▸ **REQUIRED TASK**
Can you pull out every line of the items below word for word, leaving each one unchanged?

---+---

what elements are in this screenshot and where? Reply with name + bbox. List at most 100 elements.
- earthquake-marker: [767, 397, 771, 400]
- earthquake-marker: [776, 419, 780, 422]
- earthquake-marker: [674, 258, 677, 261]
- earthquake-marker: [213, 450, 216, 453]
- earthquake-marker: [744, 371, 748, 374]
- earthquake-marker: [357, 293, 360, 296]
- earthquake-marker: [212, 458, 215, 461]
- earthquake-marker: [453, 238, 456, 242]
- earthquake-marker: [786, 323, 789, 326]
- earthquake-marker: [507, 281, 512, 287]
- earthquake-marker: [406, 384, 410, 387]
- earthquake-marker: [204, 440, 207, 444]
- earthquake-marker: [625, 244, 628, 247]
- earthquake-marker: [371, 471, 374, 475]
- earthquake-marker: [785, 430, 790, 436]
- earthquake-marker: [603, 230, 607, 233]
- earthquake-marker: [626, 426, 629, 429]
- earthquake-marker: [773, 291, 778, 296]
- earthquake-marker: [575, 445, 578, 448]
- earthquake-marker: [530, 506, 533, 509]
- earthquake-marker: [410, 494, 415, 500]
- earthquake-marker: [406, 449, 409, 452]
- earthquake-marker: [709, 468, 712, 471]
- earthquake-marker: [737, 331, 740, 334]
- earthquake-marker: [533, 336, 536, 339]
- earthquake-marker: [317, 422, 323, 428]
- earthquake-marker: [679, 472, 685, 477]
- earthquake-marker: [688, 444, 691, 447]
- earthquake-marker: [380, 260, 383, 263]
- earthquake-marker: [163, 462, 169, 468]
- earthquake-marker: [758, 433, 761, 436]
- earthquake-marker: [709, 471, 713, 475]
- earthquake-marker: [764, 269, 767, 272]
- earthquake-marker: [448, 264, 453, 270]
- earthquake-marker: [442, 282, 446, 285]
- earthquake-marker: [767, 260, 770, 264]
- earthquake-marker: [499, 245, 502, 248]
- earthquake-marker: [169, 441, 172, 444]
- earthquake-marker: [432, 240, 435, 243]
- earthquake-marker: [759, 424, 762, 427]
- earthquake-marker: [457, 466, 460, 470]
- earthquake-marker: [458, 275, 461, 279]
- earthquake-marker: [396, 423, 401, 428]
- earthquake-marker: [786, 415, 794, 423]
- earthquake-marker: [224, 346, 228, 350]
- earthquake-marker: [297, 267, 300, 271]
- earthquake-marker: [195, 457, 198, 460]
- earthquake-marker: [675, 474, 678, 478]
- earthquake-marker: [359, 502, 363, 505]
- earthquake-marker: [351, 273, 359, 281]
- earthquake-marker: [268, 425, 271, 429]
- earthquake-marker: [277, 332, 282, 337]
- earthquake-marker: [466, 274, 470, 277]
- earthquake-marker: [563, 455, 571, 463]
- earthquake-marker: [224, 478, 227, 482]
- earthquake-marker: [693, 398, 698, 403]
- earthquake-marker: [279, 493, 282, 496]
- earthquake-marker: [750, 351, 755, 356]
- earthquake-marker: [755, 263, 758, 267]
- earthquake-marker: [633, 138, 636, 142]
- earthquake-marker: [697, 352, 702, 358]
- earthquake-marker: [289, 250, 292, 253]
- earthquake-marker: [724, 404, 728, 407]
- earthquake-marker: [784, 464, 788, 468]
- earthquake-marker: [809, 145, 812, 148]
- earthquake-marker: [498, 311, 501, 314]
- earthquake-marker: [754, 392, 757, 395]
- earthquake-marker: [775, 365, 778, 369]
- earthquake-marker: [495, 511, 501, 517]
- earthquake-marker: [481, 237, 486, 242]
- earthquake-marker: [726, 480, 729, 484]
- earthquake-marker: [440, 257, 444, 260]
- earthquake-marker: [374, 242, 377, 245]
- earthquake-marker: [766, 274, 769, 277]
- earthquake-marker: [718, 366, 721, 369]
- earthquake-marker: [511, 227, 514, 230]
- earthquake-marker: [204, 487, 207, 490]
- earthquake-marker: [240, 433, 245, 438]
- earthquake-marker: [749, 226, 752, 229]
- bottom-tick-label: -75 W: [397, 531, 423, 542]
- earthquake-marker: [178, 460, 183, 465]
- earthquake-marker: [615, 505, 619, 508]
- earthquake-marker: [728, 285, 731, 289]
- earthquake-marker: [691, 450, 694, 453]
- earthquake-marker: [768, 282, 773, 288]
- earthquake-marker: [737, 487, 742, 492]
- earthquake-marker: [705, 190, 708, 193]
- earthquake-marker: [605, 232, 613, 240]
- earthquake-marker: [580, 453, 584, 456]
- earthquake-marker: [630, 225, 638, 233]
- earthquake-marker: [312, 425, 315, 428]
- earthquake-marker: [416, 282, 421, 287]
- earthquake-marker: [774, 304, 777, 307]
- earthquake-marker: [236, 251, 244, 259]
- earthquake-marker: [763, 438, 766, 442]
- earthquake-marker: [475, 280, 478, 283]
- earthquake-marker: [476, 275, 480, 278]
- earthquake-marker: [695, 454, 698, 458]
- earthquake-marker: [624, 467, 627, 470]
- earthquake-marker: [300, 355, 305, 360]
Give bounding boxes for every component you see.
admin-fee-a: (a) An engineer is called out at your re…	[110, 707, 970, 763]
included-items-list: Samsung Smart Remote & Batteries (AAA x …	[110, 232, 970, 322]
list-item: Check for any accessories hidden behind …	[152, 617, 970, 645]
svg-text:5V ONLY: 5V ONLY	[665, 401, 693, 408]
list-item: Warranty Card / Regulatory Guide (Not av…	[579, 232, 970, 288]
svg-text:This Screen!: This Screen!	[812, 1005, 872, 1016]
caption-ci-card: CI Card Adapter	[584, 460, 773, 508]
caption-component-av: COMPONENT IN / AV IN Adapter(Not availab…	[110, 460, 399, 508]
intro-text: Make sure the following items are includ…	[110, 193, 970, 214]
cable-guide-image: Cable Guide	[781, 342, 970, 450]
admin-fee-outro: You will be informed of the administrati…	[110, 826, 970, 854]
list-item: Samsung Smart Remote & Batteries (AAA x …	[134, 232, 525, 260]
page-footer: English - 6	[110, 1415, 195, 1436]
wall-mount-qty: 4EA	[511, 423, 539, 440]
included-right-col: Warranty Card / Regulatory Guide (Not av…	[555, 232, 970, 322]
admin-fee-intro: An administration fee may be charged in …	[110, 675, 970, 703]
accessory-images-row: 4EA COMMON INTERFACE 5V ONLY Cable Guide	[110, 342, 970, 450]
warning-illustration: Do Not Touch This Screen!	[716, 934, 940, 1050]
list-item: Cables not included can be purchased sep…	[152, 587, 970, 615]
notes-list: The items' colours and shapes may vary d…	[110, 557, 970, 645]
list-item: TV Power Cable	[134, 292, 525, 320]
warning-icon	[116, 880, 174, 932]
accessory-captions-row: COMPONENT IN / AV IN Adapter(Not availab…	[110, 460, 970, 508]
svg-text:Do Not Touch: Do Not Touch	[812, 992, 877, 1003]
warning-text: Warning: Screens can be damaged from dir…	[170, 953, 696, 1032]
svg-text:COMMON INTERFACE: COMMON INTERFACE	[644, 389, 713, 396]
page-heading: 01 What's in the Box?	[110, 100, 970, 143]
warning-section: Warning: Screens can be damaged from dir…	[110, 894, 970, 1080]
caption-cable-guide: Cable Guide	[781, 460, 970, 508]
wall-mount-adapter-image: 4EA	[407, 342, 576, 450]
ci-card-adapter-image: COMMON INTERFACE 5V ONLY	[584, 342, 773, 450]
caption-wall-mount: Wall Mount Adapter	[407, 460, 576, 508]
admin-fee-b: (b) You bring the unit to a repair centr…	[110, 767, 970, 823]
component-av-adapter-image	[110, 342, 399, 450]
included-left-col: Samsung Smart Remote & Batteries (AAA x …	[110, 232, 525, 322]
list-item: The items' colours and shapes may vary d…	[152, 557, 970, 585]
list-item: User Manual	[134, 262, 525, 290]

---+---

▸ **ANSWER TO THE PROBLEM**
what elements are in this screenshot and where? Reply with name + bbox. List at most 100 elements.
- earthquake-marker: [767, 397, 771, 400]
- earthquake-marker: [776, 419, 780, 422]
- earthquake-marker: [674, 258, 677, 261]
- earthquake-marker: [213, 450, 216, 453]
- earthquake-marker: [744, 371, 748, 374]
- earthquake-marker: [357, 293, 360, 296]
- earthquake-marker: [212, 458, 215, 461]
- earthquake-marker: [453, 238, 456, 242]
- earthquake-marker: [786, 323, 789, 326]
- earthquake-marker: [507, 281, 512, 287]
- earthquake-marker: [406, 384, 410, 387]
- earthquake-marker: [204, 440, 207, 444]
- earthquake-marker: [625, 244, 628, 247]
- earthquake-marker: [371, 471, 374, 475]
- earthquake-marker: [785, 430, 790, 436]
- earthquake-marker: [603, 230, 607, 233]
- earthquake-marker: [626, 426, 629, 429]
- earthquake-marker: [773, 291, 778, 296]
- earthquake-marker: [575, 445, 578, 448]
- earthquake-marker: [530, 506, 533, 509]
- earthquake-marker: [410, 494, 415, 500]
- earthquake-marker: [406, 449, 409, 452]
- earthquake-marker: [709, 468, 712, 471]
- earthquake-marker: [737, 331, 740, 334]
- earthquake-marker: [533, 336, 536, 339]
- earthquake-marker: [317, 422, 323, 428]
- earthquake-marker: [679, 472, 685, 477]
- earthquake-marker: [688, 444, 691, 447]
- earthquake-marker: [380, 260, 383, 263]
- earthquake-marker: [163, 462, 169, 468]
- earthquake-marker: [758, 433, 761, 436]
- earthquake-marker: [709, 471, 713, 475]
- earthquake-marker: [764, 269, 767, 272]
- earthquake-marker: [448, 264, 453, 270]
- earthquake-marker: [442, 282, 446, 285]
- earthquake-marker: [767, 260, 770, 264]
- earthquake-marker: [499, 245, 502, 248]
- earthquake-marker: [169, 441, 172, 444]
- earthquake-marker: [432, 240, 435, 243]
- earthquake-marker: [759, 424, 762, 427]
- earthquake-marker: [457, 466, 460, 470]
- earthquake-marker: [458, 275, 461, 279]
- earthquake-marker: [396, 423, 401, 428]
- earthquake-marker: [786, 415, 794, 423]
- earthquake-marker: [224, 346, 228, 350]
- earthquake-marker: [297, 267, 300, 271]
- earthquake-marker: [195, 457, 198, 460]
- earthquake-marker: [675, 474, 678, 478]
- earthquake-marker: [359, 502, 363, 505]
- earthquake-marker: [351, 273, 359, 281]
- earthquake-marker: [268, 425, 271, 429]
- earthquake-marker: [277, 332, 282, 337]
- earthquake-marker: [466, 274, 470, 277]
- earthquake-marker: [563, 455, 571, 463]
- earthquake-marker: [224, 478, 227, 482]
- earthquake-marker: [693, 398, 698, 403]
- earthquake-marker: [279, 493, 282, 496]
- earthquake-marker: [750, 351, 755, 356]
- earthquake-marker: [755, 263, 758, 267]
- earthquake-marker: [633, 138, 636, 142]
- earthquake-marker: [697, 352, 702, 358]
- earthquake-marker: [289, 250, 292, 253]
- earthquake-marker: [724, 404, 728, 407]
- earthquake-marker: [784, 464, 788, 468]
- earthquake-marker: [809, 145, 812, 148]
- earthquake-marker: [498, 311, 501, 314]
- earthquake-marker: [754, 392, 757, 395]
- earthquake-marker: [775, 365, 778, 369]
- earthquake-marker: [495, 511, 501, 517]
- earthquake-marker: [481, 237, 486, 242]
- earthquake-marker: [726, 480, 729, 484]
- earthquake-marker: [440, 257, 444, 260]
- earthquake-marker: [374, 242, 377, 245]
- earthquake-marker: [766, 274, 769, 277]
- earthquake-marker: [718, 366, 721, 369]
- earthquake-marker: [511, 227, 514, 230]
- earthquake-marker: [204, 487, 207, 490]
- earthquake-marker: [240, 433, 245, 438]
- earthquake-marker: [749, 226, 752, 229]
- bottom-tick-label: -75 W: [397, 531, 423, 542]
- earthquake-marker: [178, 460, 183, 465]
- earthquake-marker: [615, 505, 619, 508]
- earthquake-marker: [728, 285, 731, 289]
- earthquake-marker: [691, 450, 694, 453]
- earthquake-marker: [768, 282, 773, 288]
- earthquake-marker: [737, 487, 742, 492]
- earthquake-marker: [705, 190, 708, 193]
- earthquake-marker: [605, 232, 613, 240]
- earthquake-marker: [580, 453, 584, 456]
- earthquake-marker: [630, 225, 638, 233]
- earthquake-marker: [312, 425, 315, 428]
- earthquake-marker: [416, 282, 421, 287]
- earthquake-marker: [774, 304, 777, 307]
- earthquake-marker: [236, 251, 244, 259]
- earthquake-marker: [763, 438, 766, 442]
- earthquake-marker: [475, 280, 478, 283]
- earthquake-marker: [476, 275, 480, 278]
- earthquake-marker: [695, 454, 698, 458]
- earthquake-marker: [624, 467, 627, 470]
- earthquake-marker: [300, 355, 305, 360]
Give bounding boxes for every component you see.
admin-fee-a: (a) An engineer is called out at your re…	[110, 707, 970, 763]
included-items-list: Samsung Smart Remote & Batteries (AAA x …	[110, 232, 970, 322]
list-item: Check for any accessories hidden behind …	[152, 617, 970, 645]
svg-text:5V ONLY: 5V ONLY	[665, 401, 693, 408]
list-item: Warranty Card / Regulatory Guide (Not av…	[579, 232, 970, 288]
svg-text:This Screen!: This Screen!	[812, 1005, 872, 1016]
caption-ci-card: CI Card Adapter	[584, 460, 773, 508]
caption-component-av: COMPONENT IN / AV IN Adapter(Not availab…	[110, 460, 399, 508]
intro-text: Make sure the following items are includ…	[110, 193, 970, 214]
cable-guide-image: Cable Guide	[781, 342, 970, 450]
admin-fee-outro: You will be informed of the administrati…	[110, 826, 970, 854]
list-item: Samsung Smart Remote & Batteries (AAA x …	[134, 232, 525, 260]
page-footer: English - 6	[110, 1415, 195, 1436]
wall-mount-qty: 4EA	[511, 423, 539, 440]
included-right-col: Warranty Card / Regulatory Guide (Not av…	[555, 232, 970, 322]
admin-fee-intro: An administration fee may be charged in …	[110, 675, 970, 703]
accessory-images-row: 4EA COMMON INTERFACE 5V ONLY Cable Guide	[110, 342, 970, 450]
warning-illustration: Do Not Touch This Screen!	[716, 934, 940, 1050]
list-item: Cables not included can be purchased sep…	[152, 587, 970, 615]
notes-list: The items' colours and shapes may vary d…	[110, 557, 970, 645]
list-item: TV Power Cable	[134, 292, 525, 320]
warning-icon	[116, 880, 174, 932]
accessory-captions-row: COMPONENT IN / AV IN Adapter(Not availab…	[110, 460, 970, 508]
svg-text:Do Not Touch: Do Not Touch	[812, 992, 877, 1003]
warning-text: Warning: Screens can be damaged from dir…	[170, 953, 696, 1032]
svg-text:COMMON INTERFACE: COMMON INTERFACE	[644, 389, 713, 396]
page-heading: 01 What's in the Box?	[110, 100, 970, 143]
warning-section: Warning: Screens can be damaged from dir…	[110, 894, 970, 1080]
caption-cable-guide: Cable Guide	[781, 460, 970, 508]
wall-mount-adapter-image: 4EA	[407, 342, 576, 450]
ci-card-adapter-image: COMMON INTERFACE 5V ONLY	[584, 342, 773, 450]
caption-wall-mount: Wall Mount Adapter	[407, 460, 576, 508]
admin-fee-b: (b) You bring the unit to a repair centr…	[110, 767, 970, 823]
component-av-adapter-image	[110, 342, 399, 450]
included-left-col: Samsung Smart Remote & Batteries (AAA x …	[110, 232, 525, 322]
list-item: The items' colours and shapes may vary d…	[152, 557, 970, 585]
list-item: User Manual	[134, 262, 525, 290]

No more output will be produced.